***** Data rows *****

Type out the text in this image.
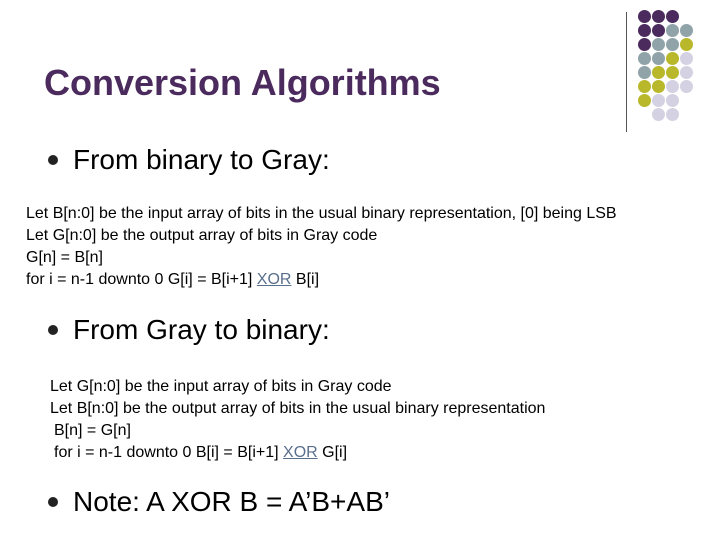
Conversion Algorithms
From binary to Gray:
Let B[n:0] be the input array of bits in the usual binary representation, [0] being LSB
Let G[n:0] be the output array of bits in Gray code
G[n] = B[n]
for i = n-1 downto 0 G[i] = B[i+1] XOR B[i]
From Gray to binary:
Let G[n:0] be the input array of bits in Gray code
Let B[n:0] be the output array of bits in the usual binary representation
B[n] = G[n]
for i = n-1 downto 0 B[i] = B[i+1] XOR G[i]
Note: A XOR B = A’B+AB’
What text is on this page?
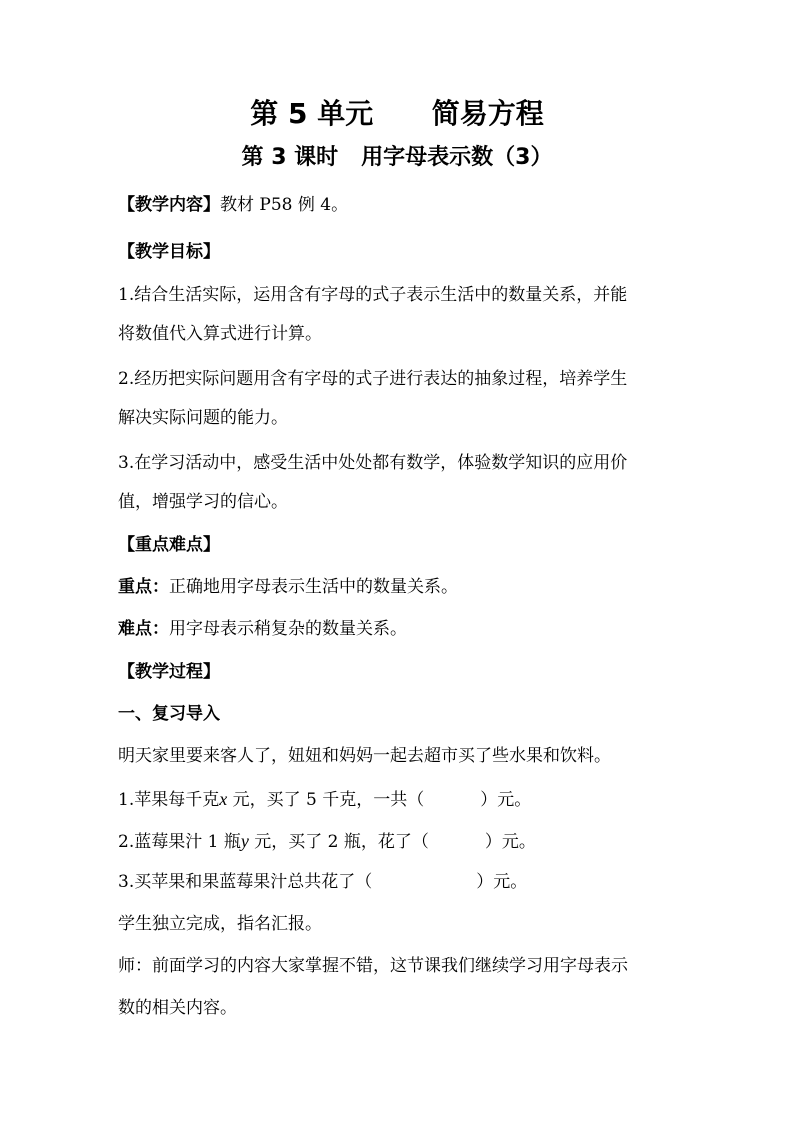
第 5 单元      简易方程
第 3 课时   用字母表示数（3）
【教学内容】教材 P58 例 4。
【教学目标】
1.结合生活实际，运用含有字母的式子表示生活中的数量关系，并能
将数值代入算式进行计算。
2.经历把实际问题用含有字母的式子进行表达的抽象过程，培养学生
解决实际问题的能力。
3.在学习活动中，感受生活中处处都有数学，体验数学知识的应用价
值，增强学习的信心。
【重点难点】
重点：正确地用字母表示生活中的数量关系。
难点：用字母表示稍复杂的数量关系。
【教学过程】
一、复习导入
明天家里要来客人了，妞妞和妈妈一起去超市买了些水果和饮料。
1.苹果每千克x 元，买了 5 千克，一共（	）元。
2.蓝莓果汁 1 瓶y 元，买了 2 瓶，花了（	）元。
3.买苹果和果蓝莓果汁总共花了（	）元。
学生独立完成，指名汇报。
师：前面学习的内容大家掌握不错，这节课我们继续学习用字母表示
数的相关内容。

*****
***** Data rows *****

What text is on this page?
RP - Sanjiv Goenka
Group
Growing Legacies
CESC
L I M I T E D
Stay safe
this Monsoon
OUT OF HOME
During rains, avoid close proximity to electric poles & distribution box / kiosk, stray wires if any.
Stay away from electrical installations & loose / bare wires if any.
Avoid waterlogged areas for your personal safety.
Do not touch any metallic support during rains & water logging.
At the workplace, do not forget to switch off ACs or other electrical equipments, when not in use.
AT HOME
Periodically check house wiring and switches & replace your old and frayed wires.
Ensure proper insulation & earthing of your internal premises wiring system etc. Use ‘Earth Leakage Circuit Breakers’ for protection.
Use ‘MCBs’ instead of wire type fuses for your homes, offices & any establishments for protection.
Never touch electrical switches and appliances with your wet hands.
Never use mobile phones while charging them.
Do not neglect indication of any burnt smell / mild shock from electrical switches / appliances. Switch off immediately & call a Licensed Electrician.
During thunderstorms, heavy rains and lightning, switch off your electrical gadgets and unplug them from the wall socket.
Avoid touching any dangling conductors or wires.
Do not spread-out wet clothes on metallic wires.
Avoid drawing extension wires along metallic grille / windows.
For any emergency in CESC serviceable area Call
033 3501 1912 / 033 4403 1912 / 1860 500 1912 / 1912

*****

• [Task to complete]
Of the lines above, copy each that contains "appliances".

• [Correct output]
Never touch electrical switches and appliances with your wet hands.
Do not neglect indication of any burnt smell / mild shock from electrical switches / appliances. Switch off immediately & call a Licensed Electrician.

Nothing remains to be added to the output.